> _Record list_
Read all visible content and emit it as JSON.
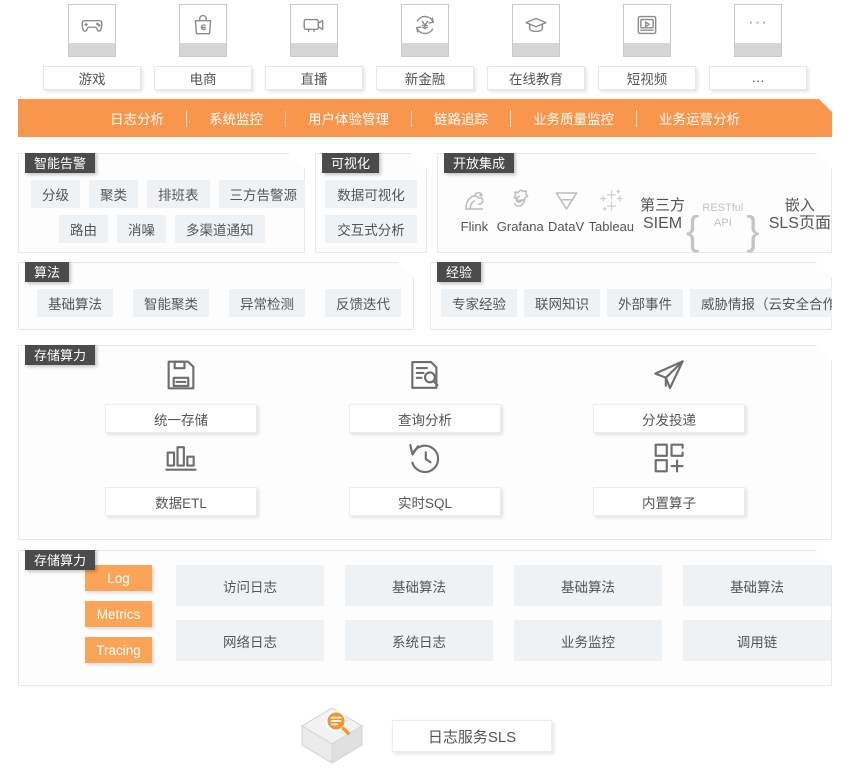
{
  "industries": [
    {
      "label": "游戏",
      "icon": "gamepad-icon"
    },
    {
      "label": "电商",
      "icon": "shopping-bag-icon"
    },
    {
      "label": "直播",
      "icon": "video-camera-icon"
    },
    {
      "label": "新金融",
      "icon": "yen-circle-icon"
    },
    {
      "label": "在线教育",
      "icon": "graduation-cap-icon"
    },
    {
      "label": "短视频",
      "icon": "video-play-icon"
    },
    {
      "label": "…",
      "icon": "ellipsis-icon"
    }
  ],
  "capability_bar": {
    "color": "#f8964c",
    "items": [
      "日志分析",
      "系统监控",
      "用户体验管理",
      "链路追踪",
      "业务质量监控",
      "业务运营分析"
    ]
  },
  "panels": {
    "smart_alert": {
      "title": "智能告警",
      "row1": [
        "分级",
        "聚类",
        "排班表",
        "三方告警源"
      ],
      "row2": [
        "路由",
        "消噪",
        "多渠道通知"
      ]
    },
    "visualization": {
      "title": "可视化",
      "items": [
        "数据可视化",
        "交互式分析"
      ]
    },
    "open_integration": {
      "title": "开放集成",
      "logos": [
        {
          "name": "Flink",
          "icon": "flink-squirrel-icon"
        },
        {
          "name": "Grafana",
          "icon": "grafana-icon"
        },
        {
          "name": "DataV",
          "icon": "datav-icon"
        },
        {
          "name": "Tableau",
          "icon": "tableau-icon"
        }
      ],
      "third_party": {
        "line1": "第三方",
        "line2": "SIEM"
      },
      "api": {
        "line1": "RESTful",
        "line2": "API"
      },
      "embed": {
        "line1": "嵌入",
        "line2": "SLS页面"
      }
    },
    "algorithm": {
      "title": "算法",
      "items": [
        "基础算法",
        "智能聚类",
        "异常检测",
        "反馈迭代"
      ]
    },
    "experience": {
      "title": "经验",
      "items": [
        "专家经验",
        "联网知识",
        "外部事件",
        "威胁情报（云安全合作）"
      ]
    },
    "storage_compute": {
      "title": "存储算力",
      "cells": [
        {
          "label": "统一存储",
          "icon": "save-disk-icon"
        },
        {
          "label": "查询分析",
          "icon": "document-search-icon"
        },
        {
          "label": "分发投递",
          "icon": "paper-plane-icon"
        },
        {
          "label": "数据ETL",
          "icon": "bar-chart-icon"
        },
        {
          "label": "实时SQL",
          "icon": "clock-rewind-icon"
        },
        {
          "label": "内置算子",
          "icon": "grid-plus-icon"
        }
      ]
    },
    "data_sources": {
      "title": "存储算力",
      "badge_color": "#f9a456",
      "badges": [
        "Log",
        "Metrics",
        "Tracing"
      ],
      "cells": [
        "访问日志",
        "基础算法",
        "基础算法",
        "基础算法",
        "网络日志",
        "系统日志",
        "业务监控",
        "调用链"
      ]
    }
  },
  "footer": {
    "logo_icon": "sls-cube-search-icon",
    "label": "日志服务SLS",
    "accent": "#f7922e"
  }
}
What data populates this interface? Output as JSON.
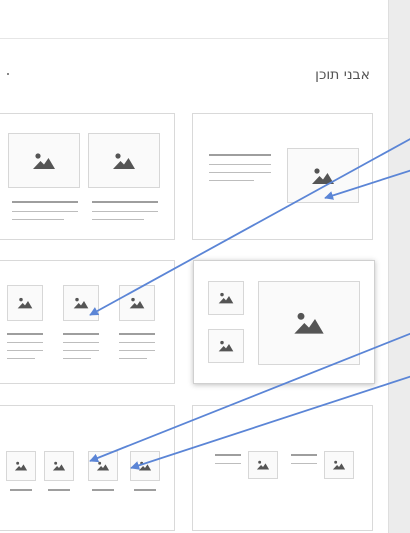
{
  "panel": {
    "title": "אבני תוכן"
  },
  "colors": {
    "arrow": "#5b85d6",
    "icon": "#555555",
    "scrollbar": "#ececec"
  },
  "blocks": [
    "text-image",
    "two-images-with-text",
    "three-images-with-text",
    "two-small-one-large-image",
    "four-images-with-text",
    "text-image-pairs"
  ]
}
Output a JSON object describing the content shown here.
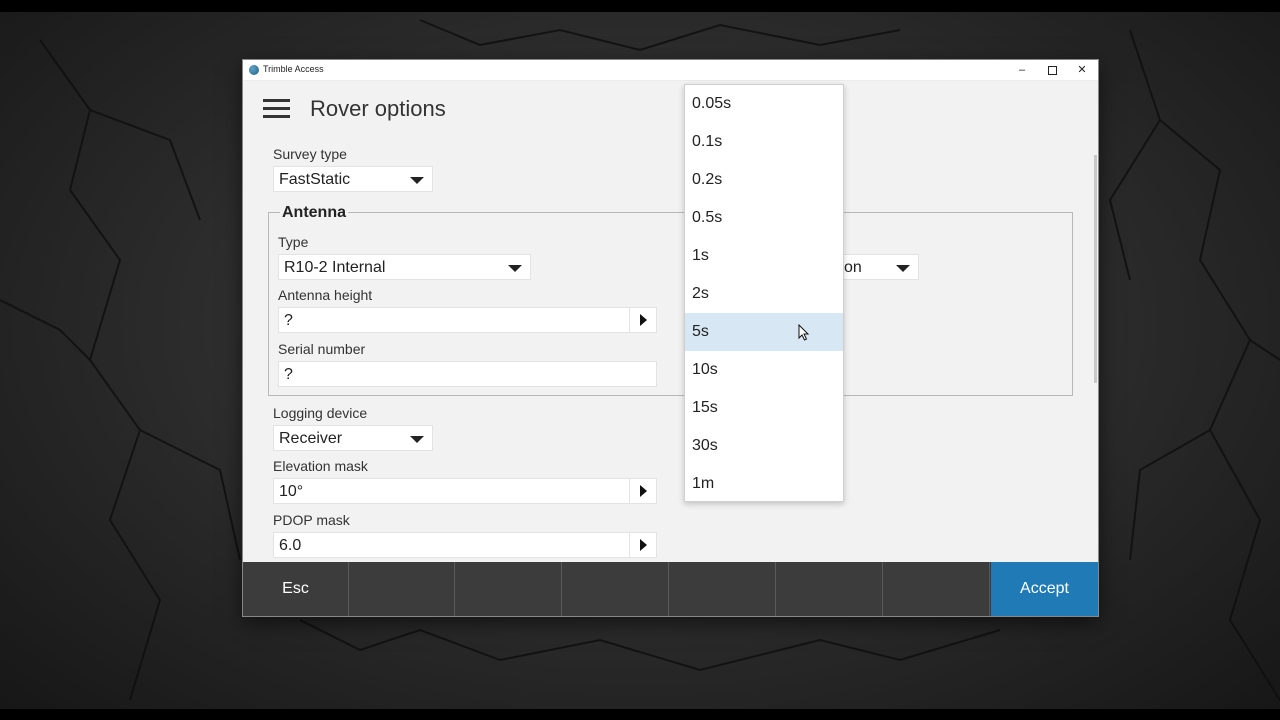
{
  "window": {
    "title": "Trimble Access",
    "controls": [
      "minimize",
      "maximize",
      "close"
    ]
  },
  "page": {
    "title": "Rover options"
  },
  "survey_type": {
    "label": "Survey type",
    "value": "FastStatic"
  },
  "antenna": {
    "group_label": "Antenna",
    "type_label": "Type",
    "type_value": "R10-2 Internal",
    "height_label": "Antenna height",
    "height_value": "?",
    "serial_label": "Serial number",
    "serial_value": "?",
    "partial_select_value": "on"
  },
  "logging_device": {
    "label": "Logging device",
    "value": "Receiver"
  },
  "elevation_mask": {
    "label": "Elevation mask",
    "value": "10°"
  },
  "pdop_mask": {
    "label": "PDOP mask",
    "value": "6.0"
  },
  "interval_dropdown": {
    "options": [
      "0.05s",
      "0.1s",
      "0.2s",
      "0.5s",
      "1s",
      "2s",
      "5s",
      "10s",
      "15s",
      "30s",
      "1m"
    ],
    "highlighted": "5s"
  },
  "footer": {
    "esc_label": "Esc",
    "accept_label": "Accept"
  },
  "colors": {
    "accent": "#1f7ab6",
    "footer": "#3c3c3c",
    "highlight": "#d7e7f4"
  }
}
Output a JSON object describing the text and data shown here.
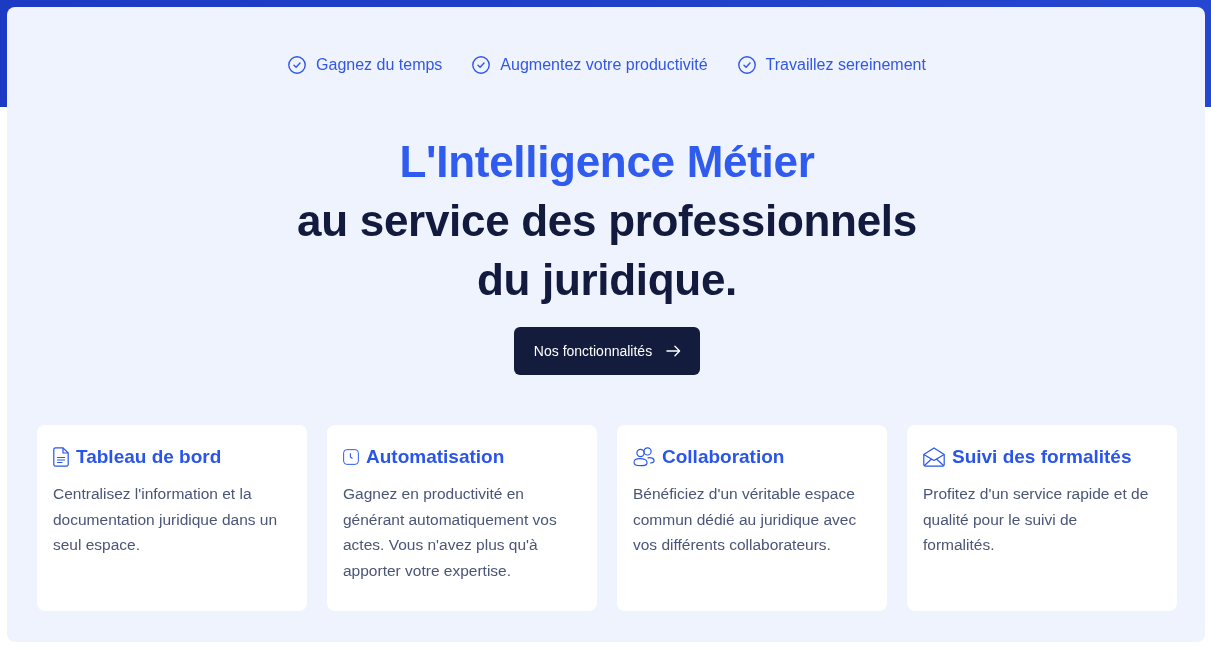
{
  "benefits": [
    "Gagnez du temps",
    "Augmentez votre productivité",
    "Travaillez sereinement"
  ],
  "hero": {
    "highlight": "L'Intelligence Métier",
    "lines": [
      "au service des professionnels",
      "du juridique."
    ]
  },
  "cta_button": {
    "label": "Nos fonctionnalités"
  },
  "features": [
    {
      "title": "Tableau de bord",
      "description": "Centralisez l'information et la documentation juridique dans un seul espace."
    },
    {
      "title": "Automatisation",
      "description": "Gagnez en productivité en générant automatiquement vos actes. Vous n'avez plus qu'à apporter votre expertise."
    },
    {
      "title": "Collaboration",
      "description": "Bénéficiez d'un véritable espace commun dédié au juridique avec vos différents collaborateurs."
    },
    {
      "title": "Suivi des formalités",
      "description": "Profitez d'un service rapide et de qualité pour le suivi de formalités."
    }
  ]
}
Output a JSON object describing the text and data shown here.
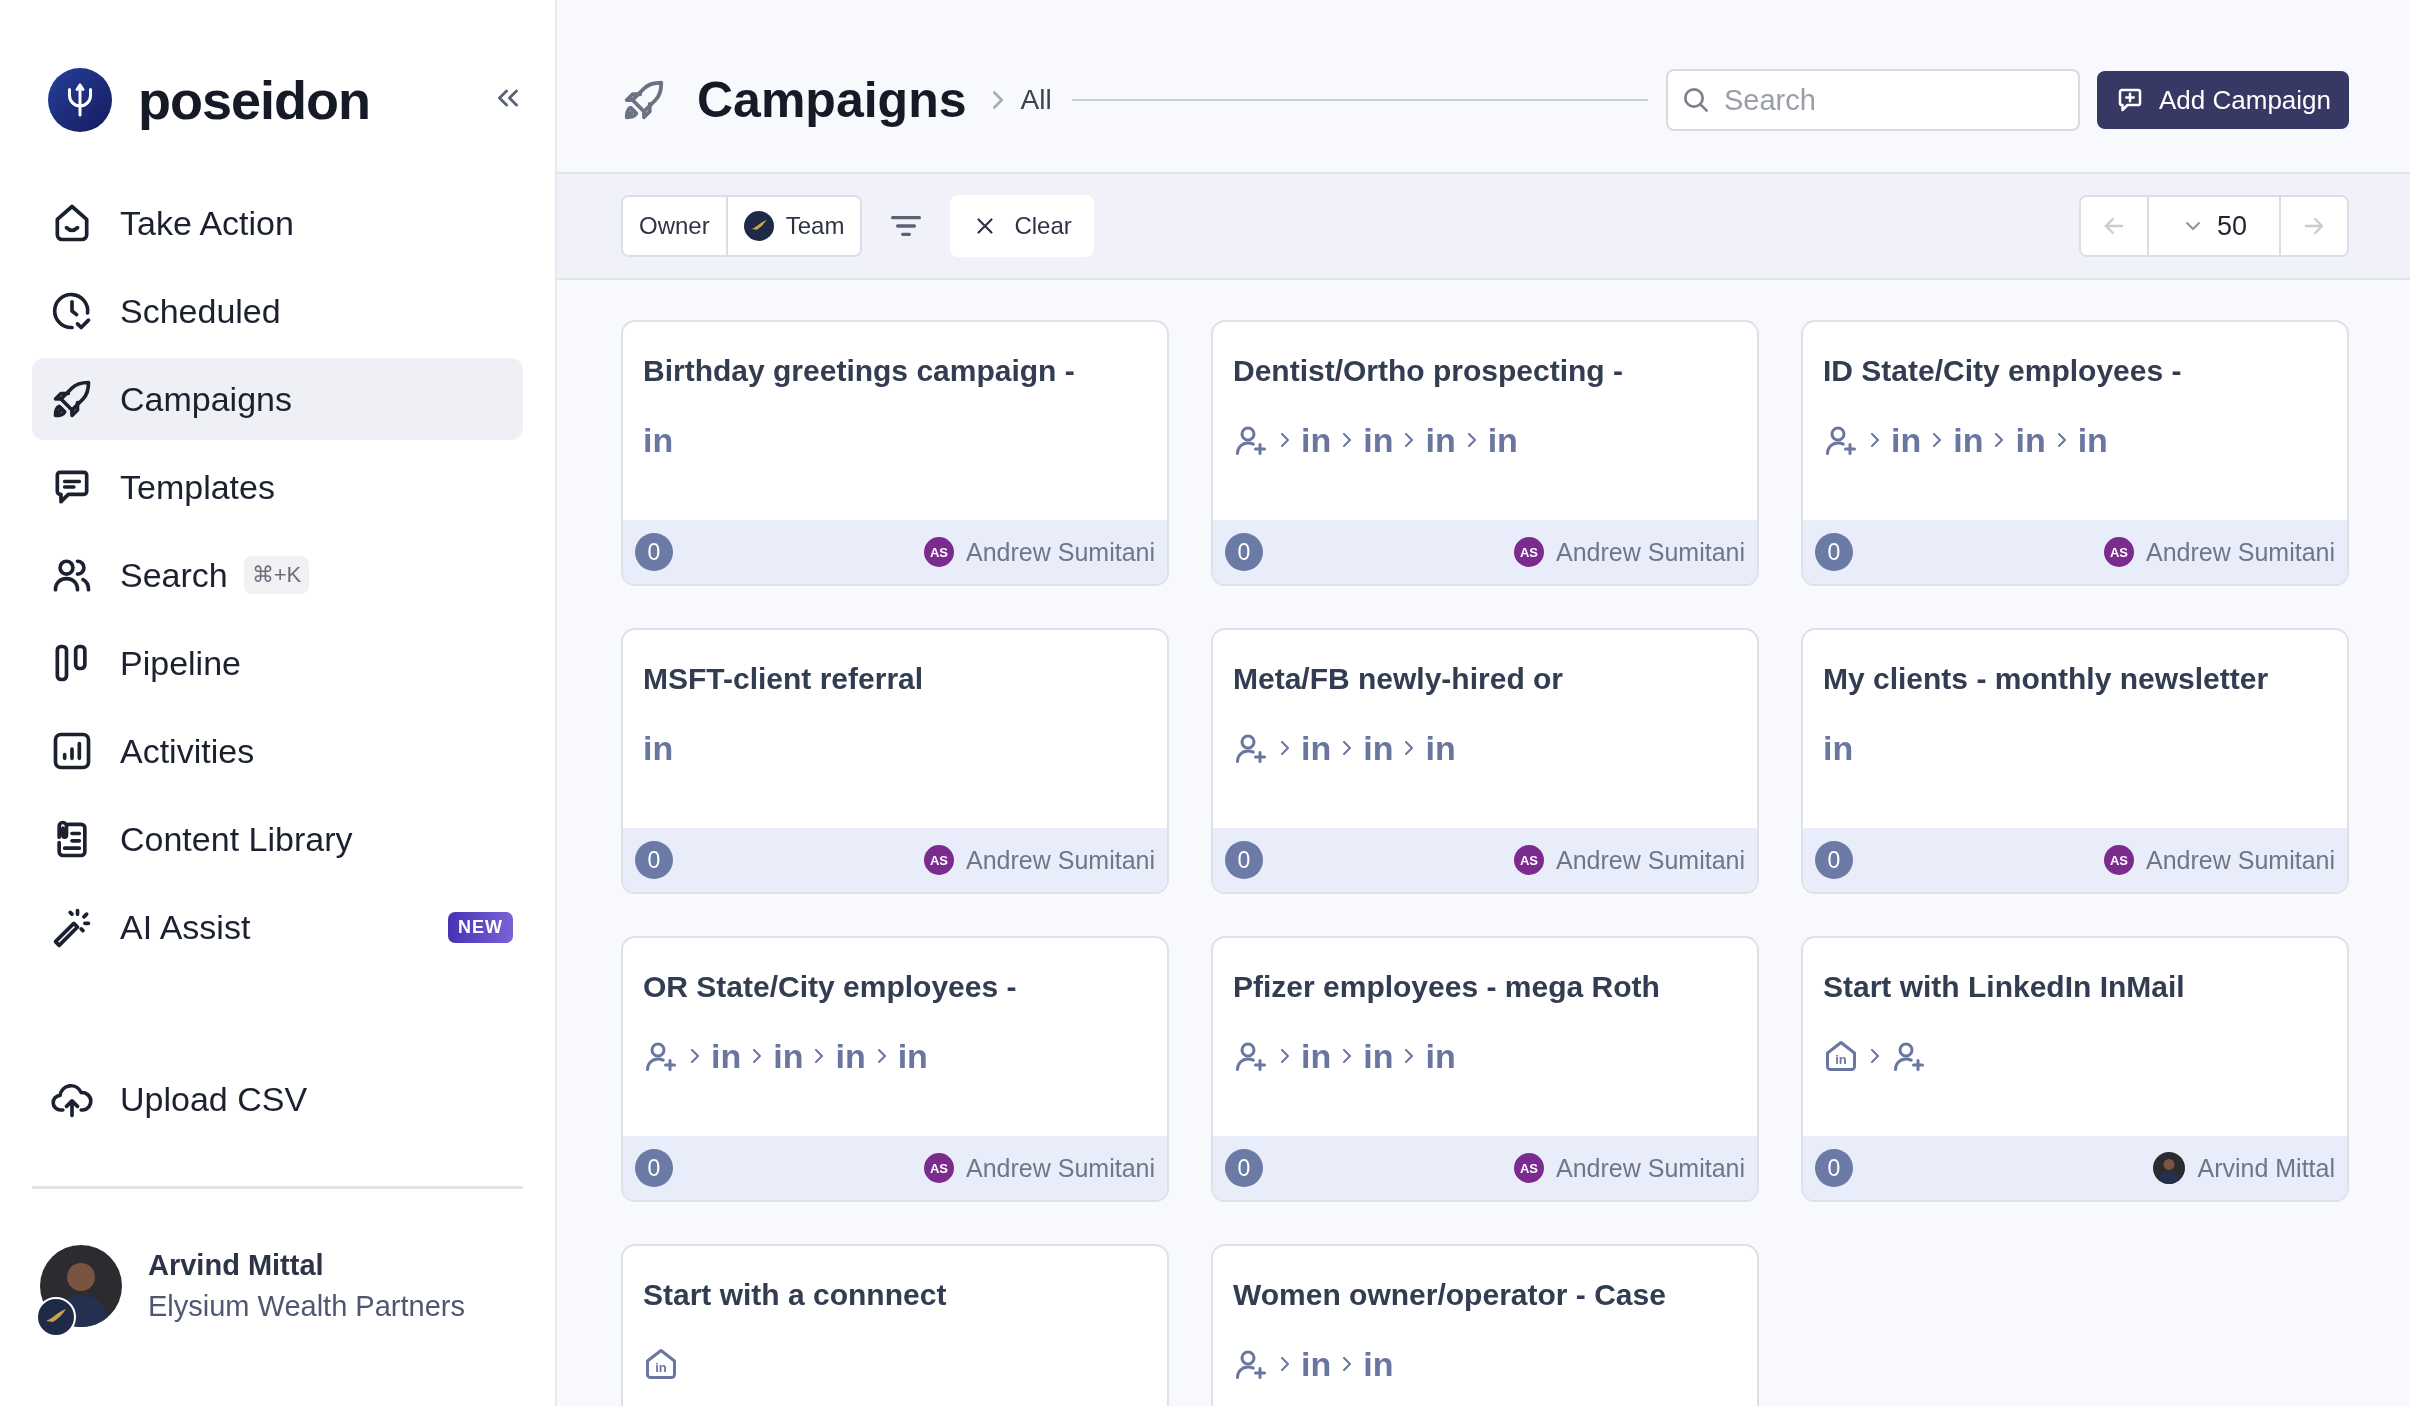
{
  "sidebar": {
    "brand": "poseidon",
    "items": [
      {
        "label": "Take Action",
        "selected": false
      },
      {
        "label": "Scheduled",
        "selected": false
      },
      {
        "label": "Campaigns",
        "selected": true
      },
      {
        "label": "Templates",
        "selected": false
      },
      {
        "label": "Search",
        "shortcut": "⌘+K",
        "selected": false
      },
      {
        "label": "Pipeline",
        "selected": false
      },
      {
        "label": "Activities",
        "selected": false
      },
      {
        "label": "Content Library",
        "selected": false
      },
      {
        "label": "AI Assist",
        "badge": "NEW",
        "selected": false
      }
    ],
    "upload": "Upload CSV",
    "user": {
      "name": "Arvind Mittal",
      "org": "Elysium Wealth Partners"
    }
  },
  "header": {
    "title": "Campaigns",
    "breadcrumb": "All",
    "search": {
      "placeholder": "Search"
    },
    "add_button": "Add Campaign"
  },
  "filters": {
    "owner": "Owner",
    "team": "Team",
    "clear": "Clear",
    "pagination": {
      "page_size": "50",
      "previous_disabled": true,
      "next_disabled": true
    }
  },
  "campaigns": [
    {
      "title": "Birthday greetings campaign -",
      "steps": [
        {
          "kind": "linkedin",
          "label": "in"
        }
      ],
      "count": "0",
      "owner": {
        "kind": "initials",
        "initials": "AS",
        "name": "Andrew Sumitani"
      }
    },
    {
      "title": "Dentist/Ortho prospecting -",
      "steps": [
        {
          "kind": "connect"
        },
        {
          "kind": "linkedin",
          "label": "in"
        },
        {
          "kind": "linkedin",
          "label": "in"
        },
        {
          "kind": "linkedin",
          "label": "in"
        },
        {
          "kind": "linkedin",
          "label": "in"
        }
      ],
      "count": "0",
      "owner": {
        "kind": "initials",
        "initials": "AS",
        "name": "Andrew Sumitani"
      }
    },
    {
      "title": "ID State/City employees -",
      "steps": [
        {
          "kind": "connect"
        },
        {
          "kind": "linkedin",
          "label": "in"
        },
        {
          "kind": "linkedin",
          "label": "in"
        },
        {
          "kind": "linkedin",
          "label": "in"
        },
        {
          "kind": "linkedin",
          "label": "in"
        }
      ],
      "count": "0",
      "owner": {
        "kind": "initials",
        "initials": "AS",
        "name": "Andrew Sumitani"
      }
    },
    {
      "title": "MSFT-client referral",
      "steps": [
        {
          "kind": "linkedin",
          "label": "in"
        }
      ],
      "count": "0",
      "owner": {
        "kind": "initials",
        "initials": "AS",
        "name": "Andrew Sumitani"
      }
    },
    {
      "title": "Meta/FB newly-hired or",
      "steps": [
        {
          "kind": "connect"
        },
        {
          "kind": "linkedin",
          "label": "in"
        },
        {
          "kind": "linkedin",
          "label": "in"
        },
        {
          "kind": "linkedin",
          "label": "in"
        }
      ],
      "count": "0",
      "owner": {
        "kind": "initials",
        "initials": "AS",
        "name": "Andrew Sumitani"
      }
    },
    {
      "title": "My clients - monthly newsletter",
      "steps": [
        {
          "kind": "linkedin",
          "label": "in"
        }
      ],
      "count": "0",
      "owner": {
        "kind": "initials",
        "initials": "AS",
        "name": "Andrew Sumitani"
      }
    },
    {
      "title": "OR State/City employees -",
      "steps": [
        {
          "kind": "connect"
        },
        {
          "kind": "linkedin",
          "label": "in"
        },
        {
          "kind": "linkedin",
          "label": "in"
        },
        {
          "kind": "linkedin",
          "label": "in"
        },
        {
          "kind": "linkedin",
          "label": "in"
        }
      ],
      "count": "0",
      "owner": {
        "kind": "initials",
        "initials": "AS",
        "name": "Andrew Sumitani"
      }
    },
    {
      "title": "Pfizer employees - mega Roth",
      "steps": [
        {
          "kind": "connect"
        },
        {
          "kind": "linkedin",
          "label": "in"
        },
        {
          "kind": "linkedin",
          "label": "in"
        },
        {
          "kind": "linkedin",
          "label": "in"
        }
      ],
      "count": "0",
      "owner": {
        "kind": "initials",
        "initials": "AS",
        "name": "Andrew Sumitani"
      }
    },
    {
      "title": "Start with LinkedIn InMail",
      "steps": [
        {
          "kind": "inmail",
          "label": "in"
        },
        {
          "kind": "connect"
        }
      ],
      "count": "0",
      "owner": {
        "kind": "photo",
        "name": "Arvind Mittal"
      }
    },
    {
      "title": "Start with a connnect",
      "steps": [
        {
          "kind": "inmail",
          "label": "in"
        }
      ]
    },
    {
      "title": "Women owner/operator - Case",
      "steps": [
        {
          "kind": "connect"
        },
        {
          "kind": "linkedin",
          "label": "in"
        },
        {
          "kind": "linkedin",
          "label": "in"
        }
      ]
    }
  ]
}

> _Exercise goal_
From the listing above, copy every line that holds the string "images".

> _Solution to this task_
    "two-images-with-text",
    "three-images-with-text",
    "four-images-with-text",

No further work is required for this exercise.